| What the task asks |
Copy the listing below line for line without changing anything, and leave any pictures out of your copy.

(Layout annotation records)
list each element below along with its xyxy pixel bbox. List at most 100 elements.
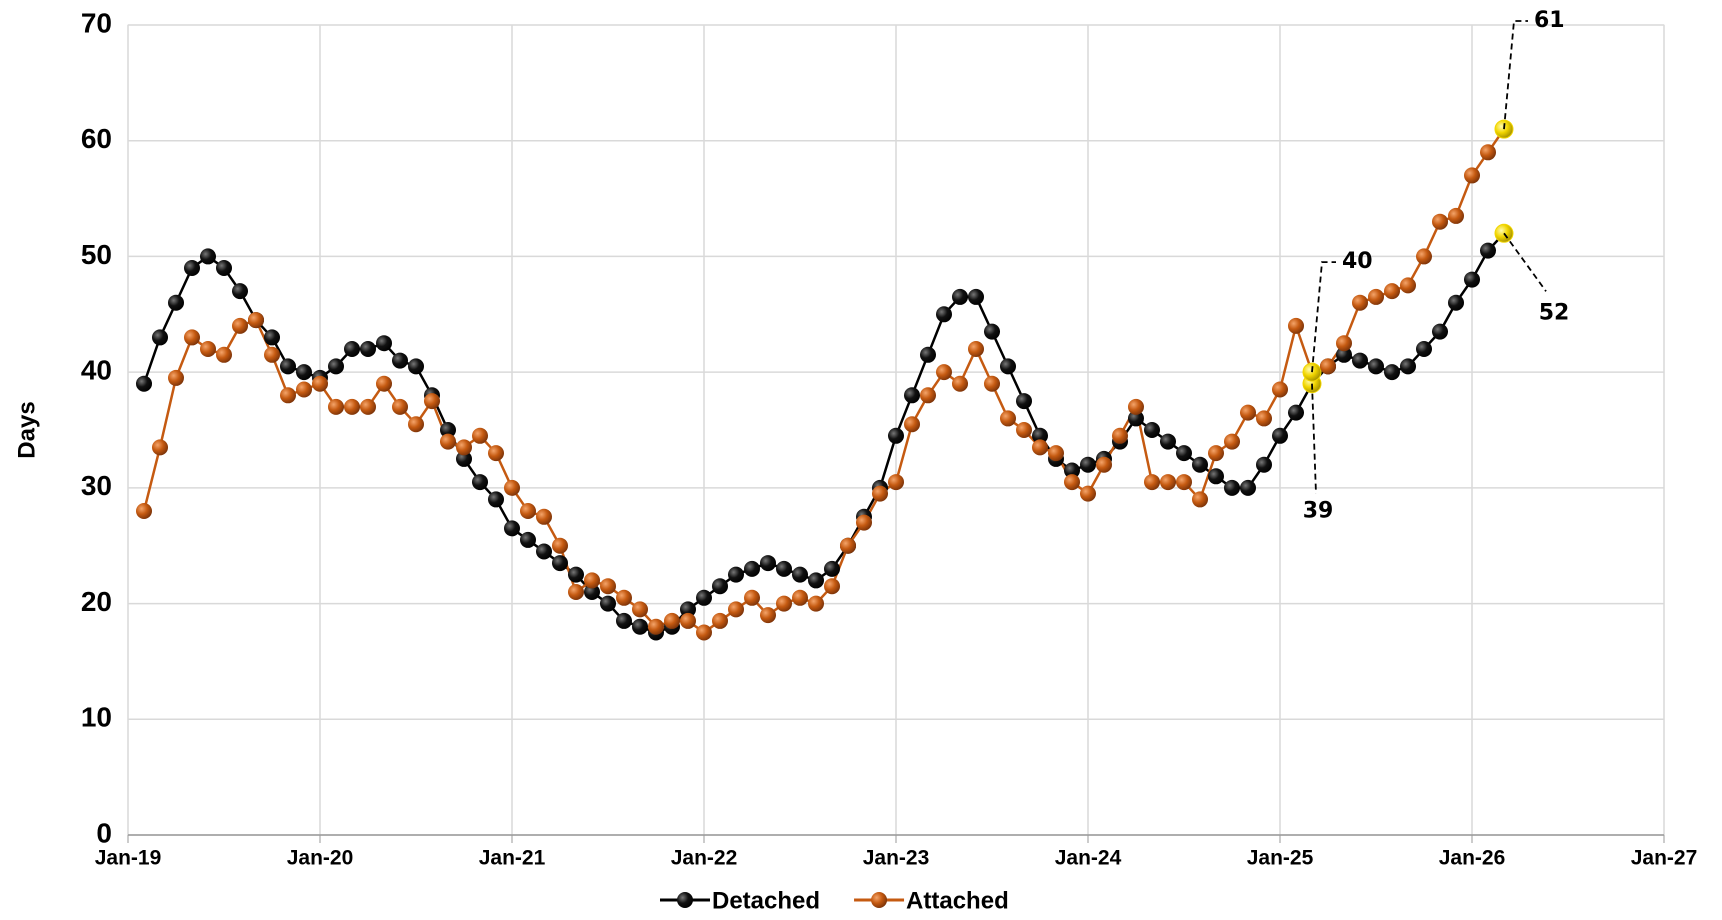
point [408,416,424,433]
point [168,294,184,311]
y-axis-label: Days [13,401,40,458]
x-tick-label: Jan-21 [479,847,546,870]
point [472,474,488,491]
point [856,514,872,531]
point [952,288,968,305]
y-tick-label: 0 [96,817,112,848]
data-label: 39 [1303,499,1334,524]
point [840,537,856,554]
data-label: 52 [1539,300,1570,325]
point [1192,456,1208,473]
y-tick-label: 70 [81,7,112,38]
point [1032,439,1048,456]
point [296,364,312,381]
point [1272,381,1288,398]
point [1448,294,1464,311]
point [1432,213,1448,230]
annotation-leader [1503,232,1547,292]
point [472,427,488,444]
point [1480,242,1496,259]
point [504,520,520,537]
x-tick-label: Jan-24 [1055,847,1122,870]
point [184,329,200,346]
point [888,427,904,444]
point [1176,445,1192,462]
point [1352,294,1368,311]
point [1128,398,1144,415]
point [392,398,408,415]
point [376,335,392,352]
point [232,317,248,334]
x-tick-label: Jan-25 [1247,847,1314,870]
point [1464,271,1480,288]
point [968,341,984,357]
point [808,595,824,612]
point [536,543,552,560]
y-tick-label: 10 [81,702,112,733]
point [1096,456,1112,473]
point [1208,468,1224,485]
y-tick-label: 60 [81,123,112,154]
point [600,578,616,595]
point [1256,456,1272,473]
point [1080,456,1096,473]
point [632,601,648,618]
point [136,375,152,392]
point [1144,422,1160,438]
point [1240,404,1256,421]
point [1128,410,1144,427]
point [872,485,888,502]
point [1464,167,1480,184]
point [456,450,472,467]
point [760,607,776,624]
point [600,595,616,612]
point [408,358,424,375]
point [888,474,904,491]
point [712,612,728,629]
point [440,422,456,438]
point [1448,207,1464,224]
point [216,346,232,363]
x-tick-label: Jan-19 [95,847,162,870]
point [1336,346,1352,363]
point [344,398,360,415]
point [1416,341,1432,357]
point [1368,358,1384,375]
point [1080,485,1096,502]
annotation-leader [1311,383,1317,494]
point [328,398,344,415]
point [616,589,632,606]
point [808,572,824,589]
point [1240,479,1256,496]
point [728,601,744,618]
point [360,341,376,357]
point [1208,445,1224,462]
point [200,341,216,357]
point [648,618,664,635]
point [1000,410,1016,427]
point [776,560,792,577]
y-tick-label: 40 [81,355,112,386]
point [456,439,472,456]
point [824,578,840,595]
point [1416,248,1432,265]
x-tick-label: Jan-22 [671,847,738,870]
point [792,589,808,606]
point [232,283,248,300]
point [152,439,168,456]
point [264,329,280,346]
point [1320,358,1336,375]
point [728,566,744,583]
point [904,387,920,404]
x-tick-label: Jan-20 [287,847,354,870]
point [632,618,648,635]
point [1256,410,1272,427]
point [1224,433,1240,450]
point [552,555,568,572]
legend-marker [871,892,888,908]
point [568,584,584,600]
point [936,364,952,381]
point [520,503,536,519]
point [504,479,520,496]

| The output |
list each element below along with its xyxy pixel bbox. List at most 100 elements.
point [408,416,424,433]
point [168,294,184,311]
y-axis-label: Days [13,401,40,458]
x-tick-label: Jan-21 [479,847,546,870]
point [472,474,488,491]
point [856,514,872,531]
point [952,288,968,305]
y-tick-label: 0 [96,817,112,848]
data-label: 39 [1303,499,1334,524]
point [840,537,856,554]
data-label: 52 [1539,300,1570,325]
point [1192,456,1208,473]
y-tick-label: 70 [81,7,112,38]
point [1032,439,1048,456]
point [296,364,312,381]
point [1272,381,1288,398]
point [1448,294,1464,311]
point [1432,213,1448,230]
annotation-leader [1503,232,1547,292]
point [472,427,488,444]
point [1480,242,1496,259]
point [504,520,520,537]
x-tick-label: Jan-24 [1055,847,1122,870]
point [184,329,200,346]
point [888,427,904,444]
point [1176,445,1192,462]
point [1352,294,1368,311]
point [1128,398,1144,415]
point [392,398,408,415]
point [376,335,392,352]
point [232,317,248,334]
x-tick-label: Jan-25 [1247,847,1314,870]
point [1464,271,1480,288]
point [968,341,984,357]
point [808,595,824,612]
point [536,543,552,560]
y-tick-label: 10 [81,702,112,733]
point [1096,456,1112,473]
point [1208,468,1224,485]
y-tick-label: 60 [81,123,112,154]
point [600,578,616,595]
point [1256,456,1272,473]
point [1080,456,1096,473]
point [632,601,648,618]
point [136,375,152,392]
point [1144,422,1160,438]
point [1240,404,1256,421]
point [1128,410,1144,427]
point [872,485,888,502]
point [1464,167,1480,184]
point [456,450,472,467]
point [760,607,776,624]
point [600,595,616,612]
point [408,358,424,375]
point [888,474,904,491]
point [712,612,728,629]
point [440,422,456,438]
point [1448,207,1464,224]
point [216,346,232,363]
x-tick-label: Jan-19 [95,847,162,870]
point [1336,346,1352,363]
point [344,398,360,415]
point [1416,341,1432,357]
point [1368,358,1384,375]
point [1080,485,1096,502]
annotation-leader [1311,383,1317,494]
point [328,398,344,415]
point [616,589,632,606]
point [808,572,824,589]
point [1240,479,1256,496]
point [728,601,744,618]
point [360,341,376,357]
point [1208,445,1224,462]
point [200,341,216,357]
point [648,618,664,635]
point [1000,410,1016,427]
point [776,560,792,577]
y-tick-label: 40 [81,355,112,386]
point [456,439,472,456]
point [824,578,840,595]
point [1416,248,1432,265]
x-tick-label: Jan-22 [671,847,738,870]
point [792,589,808,606]
point [232,283,248,300]
point [152,439,168,456]
point [264,329,280,346]
point [1320,358,1336,375]
point [728,566,744,583]
point [904,387,920,404]
x-tick-label: Jan-20 [287,847,354,870]
point [632,618,648,635]
point [1256,410,1272,427]
point [1224,433,1240,450]
point [552,555,568,572]
legend-marker [871,892,888,908]
point [568,584,584,600]
point [936,364,952,381]
point [520,503,536,519]
point [504,479,520,496]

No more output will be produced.